— Task directions —
Reproduce nothing but the closing run of lines: the line with "Give me the" and each line that follows it to the end of the data.

— begin Records supplied —

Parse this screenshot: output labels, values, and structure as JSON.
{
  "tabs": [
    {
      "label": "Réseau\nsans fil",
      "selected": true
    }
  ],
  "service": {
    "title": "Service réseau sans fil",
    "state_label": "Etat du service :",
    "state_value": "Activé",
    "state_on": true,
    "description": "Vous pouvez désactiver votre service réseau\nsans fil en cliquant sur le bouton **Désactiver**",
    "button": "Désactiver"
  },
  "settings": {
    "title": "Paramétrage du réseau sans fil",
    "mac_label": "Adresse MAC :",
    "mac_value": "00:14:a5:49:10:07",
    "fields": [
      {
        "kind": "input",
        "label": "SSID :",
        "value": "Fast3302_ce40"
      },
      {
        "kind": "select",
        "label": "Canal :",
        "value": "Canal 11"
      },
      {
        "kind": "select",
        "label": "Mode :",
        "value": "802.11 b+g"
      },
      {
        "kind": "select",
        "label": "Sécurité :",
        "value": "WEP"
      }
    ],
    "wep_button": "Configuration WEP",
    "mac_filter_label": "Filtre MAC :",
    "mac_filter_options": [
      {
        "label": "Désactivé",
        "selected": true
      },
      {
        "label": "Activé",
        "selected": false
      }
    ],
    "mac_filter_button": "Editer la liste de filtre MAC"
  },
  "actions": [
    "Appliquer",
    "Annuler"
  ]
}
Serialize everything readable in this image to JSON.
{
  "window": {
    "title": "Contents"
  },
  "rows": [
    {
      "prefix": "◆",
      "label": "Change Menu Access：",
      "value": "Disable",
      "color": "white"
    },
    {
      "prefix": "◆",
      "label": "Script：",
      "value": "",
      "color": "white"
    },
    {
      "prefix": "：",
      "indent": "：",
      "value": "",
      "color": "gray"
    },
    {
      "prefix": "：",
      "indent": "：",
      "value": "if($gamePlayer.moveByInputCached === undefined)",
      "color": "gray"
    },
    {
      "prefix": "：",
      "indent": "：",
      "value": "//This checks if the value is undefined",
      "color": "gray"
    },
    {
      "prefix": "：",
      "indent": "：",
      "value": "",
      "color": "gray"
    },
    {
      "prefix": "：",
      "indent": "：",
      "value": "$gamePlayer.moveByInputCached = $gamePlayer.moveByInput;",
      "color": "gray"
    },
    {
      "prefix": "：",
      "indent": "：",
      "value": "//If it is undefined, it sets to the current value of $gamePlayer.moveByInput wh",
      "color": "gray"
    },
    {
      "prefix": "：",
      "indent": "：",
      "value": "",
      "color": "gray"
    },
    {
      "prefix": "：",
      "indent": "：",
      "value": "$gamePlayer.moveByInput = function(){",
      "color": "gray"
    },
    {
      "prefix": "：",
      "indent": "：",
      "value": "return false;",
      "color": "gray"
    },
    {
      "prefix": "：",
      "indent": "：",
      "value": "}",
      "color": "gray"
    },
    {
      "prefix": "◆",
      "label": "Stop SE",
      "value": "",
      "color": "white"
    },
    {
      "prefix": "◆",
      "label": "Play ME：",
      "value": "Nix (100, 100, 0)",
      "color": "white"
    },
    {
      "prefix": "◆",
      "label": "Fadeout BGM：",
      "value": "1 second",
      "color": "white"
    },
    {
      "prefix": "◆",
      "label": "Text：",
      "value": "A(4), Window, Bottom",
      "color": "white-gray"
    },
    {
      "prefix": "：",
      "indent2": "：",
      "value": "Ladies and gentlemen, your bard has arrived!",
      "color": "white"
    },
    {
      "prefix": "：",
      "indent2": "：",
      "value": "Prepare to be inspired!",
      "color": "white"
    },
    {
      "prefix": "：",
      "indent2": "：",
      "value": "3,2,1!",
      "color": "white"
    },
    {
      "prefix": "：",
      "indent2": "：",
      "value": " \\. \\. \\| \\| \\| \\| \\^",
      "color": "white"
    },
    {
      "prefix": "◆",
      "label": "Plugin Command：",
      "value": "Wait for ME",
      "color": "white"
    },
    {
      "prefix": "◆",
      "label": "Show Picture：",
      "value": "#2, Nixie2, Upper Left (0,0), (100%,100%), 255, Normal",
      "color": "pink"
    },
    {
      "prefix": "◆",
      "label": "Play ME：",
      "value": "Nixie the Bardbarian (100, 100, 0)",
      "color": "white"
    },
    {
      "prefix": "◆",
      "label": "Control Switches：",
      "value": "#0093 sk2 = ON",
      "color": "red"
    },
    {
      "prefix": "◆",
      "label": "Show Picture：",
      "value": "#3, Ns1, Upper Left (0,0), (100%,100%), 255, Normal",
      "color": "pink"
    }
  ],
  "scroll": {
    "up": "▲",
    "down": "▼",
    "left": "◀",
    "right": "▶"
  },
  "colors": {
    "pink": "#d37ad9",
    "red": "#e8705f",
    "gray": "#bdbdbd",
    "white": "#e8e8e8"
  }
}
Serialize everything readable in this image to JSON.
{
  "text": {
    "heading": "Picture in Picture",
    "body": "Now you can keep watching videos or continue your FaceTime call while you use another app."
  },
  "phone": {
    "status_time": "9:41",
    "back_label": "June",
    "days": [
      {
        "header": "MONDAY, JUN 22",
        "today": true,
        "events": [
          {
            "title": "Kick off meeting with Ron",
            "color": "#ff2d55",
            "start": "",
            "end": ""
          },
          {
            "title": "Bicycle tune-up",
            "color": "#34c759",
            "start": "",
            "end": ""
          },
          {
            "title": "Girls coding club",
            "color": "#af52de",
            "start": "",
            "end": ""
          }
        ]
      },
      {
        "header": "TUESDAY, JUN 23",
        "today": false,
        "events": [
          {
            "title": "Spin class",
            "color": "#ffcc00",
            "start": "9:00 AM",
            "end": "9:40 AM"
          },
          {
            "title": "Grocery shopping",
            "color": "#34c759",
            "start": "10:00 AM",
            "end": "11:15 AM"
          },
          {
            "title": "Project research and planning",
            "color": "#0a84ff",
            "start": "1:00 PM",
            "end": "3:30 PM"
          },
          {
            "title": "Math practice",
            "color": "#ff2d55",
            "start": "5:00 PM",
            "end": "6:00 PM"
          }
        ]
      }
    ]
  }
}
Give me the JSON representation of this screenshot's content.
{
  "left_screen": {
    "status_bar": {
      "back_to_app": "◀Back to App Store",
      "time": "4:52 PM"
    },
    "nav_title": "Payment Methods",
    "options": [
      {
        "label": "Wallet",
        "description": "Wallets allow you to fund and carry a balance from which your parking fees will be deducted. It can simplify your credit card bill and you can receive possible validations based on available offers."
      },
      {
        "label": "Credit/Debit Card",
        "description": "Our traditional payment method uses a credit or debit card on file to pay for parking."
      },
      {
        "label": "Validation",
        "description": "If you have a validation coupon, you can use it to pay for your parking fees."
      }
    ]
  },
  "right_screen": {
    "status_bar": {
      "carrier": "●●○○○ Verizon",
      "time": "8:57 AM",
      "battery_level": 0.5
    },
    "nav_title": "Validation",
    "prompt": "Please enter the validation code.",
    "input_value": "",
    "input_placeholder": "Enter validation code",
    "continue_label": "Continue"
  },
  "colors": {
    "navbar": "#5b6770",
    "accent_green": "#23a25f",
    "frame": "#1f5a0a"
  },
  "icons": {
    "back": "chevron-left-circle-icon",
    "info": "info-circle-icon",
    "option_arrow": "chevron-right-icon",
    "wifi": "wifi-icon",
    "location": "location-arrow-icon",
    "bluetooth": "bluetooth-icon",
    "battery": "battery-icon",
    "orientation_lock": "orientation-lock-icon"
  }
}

— end Records supplied —

— Response to the task —
Give me the JSON representation of this screenshot's content.
{
  "left_screen": {
    "status_bar": {
      "back_to_app": "◀Back to App Store",
      "time": "4:52 PM"
    },
    "nav_title": "Payment Methods",
    "options": [
      {
        "label": "Wallet",
        "description": "Wallets allow you to fund and carry a balance from which your parking fees will be deducted. It can simplify your credit card bill and you can receive possible validations based on available offers."
      },
      {
        "label": "Credit/Debit Card",
        "description": "Our traditional payment method uses a credit or debit card on file to pay for parking."
      },
      {
        "label": "Validation",
        "description": "If you have a validation coupon, you can use it to pay for your parking fees."
      }
    ]
  },
  "right_screen": {
    "status_bar": {
      "carrier": "●●○○○ Verizon",
      "time": "8:57 AM",
      "battery_level": 0.5
    },
    "nav_title": "Validation",
    "prompt": "Please enter the validation code.",
    "input_value": "",
    "input_placeholder": "Enter validation code",
    "continue_label": "Continue"
  },
  "colors": {
    "navbar": "#5b6770",
    "accent_green": "#23a25f",
    "frame": "#1f5a0a"
  },
  "icons": {
    "back": "chevron-left-circle-icon",
    "info": "info-circle-icon",
    "option_arrow": "chevron-right-icon",
    "wifi": "wifi-icon",
    "location": "location-arrow-icon",
    "bluetooth": "bluetooth-icon",
    "battery": "battery-icon",
    "orientation_lock": "orientation-lock-icon"
  }
}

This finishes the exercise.